-- START --

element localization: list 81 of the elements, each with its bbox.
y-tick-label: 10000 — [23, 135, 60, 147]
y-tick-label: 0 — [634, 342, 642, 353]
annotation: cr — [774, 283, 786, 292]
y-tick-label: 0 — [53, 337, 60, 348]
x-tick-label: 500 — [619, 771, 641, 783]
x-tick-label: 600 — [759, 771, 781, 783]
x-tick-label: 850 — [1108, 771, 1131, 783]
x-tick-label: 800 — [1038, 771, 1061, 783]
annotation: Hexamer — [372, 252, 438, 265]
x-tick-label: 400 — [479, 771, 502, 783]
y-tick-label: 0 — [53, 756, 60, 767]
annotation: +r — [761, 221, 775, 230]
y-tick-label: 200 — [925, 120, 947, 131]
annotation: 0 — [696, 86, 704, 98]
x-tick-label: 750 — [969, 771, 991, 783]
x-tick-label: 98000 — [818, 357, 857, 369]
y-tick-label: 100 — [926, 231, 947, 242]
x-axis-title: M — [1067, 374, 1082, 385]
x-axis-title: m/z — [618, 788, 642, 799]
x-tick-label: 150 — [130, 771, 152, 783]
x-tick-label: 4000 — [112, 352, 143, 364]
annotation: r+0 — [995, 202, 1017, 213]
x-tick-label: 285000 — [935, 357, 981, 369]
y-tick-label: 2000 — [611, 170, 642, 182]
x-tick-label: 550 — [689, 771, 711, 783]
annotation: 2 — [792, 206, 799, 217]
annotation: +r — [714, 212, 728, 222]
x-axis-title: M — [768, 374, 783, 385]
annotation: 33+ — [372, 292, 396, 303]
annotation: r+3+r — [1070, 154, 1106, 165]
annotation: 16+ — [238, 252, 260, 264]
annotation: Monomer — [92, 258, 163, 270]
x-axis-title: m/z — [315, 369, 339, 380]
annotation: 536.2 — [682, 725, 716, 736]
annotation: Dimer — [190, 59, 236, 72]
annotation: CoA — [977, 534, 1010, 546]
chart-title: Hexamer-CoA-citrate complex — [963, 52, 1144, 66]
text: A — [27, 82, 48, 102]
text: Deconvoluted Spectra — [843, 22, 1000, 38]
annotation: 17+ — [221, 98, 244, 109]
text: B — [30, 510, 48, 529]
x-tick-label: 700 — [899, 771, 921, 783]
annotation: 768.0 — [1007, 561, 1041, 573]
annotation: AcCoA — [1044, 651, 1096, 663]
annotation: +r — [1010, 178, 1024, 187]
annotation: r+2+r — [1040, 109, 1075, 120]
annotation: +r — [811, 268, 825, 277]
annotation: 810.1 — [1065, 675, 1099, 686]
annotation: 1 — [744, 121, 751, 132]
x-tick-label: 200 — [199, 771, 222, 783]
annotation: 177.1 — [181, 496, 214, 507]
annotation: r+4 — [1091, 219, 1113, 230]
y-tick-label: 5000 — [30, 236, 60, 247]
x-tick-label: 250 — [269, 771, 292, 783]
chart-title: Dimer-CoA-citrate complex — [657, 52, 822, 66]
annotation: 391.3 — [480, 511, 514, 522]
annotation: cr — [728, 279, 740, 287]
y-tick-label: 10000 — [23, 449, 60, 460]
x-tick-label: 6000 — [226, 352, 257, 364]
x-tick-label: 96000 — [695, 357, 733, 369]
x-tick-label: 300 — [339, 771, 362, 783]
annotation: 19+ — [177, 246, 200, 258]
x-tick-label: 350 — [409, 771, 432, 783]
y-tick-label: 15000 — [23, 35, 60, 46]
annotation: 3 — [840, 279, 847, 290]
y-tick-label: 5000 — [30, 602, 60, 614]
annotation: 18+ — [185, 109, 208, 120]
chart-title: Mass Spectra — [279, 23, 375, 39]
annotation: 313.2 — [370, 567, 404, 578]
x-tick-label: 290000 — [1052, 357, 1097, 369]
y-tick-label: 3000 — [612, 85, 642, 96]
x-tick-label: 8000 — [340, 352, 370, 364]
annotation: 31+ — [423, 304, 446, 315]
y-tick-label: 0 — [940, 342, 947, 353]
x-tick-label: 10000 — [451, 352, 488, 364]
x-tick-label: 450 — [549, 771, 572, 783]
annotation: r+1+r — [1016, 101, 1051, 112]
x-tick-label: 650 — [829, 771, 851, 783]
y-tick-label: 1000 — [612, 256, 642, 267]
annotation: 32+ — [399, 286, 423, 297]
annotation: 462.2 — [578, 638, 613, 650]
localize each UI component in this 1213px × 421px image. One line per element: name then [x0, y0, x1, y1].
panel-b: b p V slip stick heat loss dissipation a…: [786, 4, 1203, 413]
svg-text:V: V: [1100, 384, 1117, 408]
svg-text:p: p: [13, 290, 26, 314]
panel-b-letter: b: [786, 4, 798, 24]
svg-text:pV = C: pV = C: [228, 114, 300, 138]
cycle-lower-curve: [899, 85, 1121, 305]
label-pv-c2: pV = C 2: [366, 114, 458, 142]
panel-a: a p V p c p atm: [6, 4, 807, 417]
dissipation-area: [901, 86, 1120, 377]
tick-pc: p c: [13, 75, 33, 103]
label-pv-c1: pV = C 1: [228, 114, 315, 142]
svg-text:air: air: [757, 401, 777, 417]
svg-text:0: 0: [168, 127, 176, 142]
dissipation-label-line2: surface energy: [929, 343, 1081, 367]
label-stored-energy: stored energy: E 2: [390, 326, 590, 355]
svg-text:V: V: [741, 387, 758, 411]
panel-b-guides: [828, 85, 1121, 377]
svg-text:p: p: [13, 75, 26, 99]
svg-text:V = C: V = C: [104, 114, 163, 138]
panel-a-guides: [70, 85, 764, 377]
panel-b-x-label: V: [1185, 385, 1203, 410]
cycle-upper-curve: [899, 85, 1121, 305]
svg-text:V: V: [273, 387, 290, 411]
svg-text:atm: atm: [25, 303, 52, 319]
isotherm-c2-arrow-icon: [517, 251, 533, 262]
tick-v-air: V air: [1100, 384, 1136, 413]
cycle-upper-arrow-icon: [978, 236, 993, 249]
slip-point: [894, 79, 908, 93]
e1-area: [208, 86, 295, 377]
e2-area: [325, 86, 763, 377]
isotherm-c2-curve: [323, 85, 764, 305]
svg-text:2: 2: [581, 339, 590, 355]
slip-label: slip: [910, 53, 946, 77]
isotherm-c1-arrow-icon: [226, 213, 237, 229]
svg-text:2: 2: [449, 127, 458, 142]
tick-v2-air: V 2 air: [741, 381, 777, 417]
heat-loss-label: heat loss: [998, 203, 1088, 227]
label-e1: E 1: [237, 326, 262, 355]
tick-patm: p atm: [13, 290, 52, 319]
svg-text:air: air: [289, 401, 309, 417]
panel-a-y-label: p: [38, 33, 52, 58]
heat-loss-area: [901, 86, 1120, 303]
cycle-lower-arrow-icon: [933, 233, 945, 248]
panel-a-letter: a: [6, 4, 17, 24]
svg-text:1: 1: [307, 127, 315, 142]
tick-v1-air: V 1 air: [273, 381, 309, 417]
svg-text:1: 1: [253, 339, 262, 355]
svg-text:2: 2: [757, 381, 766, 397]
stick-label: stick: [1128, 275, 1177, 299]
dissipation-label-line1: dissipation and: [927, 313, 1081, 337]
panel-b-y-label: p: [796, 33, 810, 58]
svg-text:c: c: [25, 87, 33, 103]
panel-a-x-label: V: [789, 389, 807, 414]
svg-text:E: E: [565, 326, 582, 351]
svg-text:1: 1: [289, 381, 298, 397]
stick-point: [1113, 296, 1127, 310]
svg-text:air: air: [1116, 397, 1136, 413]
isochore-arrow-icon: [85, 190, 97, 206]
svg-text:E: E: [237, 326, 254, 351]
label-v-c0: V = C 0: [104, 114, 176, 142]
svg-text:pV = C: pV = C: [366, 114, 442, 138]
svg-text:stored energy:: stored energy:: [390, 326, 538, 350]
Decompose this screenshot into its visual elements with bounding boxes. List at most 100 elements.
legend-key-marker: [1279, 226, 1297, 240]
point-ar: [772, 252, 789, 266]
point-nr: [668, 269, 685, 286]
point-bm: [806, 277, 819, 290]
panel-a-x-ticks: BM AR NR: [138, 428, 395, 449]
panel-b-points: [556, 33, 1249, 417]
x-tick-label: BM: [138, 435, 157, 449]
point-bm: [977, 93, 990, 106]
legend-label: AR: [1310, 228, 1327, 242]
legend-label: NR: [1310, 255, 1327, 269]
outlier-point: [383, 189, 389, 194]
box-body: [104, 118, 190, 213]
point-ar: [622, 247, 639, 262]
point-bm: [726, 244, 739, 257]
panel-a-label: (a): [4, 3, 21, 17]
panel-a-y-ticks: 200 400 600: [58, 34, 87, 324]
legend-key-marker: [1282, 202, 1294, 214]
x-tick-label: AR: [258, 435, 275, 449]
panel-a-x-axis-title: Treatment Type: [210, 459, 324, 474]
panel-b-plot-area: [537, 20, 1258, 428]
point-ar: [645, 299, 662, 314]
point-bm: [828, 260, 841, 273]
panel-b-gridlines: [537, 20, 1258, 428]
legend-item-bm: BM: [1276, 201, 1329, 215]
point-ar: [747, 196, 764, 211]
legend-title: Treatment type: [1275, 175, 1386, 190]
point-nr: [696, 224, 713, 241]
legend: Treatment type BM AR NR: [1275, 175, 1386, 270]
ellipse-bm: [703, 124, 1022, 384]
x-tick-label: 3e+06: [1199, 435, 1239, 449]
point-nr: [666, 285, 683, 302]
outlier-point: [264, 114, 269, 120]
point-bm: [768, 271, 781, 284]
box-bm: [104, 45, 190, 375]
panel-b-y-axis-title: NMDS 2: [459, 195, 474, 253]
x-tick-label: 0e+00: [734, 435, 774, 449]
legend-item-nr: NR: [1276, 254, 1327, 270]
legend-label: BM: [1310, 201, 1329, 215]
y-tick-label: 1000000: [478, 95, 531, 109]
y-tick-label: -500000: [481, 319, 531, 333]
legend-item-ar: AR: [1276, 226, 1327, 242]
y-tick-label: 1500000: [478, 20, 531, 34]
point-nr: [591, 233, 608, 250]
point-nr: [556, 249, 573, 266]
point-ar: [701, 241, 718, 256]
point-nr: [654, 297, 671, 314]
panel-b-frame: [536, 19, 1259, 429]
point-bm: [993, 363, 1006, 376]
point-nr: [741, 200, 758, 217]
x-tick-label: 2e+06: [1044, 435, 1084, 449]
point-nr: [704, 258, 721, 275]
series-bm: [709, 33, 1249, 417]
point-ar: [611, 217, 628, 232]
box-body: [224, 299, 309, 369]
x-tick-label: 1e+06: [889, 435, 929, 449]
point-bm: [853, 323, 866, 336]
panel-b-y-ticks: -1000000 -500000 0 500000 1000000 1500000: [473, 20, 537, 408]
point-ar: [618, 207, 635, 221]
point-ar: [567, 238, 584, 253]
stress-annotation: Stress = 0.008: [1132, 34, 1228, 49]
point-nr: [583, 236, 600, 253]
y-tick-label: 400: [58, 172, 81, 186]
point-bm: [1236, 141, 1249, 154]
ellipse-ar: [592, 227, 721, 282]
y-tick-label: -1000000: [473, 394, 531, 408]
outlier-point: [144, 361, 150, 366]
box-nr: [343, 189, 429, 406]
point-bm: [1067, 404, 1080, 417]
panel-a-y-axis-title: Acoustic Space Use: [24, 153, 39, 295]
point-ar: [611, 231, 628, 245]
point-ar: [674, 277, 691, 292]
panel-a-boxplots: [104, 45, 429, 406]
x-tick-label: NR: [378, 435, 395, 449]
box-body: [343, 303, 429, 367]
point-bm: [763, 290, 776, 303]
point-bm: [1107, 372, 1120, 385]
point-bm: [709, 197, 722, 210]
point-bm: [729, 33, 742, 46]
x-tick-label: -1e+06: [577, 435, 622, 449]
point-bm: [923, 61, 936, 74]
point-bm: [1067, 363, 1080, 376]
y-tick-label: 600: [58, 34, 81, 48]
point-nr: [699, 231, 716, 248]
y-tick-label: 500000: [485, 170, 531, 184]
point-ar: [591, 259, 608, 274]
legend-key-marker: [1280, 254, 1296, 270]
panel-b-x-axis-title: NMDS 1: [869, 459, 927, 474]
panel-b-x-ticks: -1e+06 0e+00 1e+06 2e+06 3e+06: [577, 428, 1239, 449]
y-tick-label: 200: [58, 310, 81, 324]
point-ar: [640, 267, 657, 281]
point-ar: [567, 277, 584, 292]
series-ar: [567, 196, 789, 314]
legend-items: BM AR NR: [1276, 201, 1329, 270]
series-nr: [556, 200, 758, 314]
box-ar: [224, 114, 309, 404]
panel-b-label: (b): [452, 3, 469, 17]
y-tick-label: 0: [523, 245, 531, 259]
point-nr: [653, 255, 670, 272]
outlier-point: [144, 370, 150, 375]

-- END --

**STATED GOAL:** Rewrite the data from its first line through the line holding "annotation: Hexamer — [372, 252, 438, 265]", inclusive, changing "annotation" to "callout" and leaving everything else unchanged.

**ANSWER IN FULL:**
element localization: list 81 of the elements, each with its bbox.
y-tick-label: 10000 — [23, 135, 60, 147]
y-tick-label: 0 — [634, 342, 642, 353]
callout: cr — [774, 283, 786, 292]
y-tick-label: 0 — [53, 337, 60, 348]
x-tick-label: 500 — [619, 771, 641, 783]
x-tick-label: 600 — [759, 771, 781, 783]
x-tick-label: 850 — [1108, 771, 1131, 783]
x-tick-label: 800 — [1038, 771, 1061, 783]
callout: Hexamer — [372, 252, 438, 265]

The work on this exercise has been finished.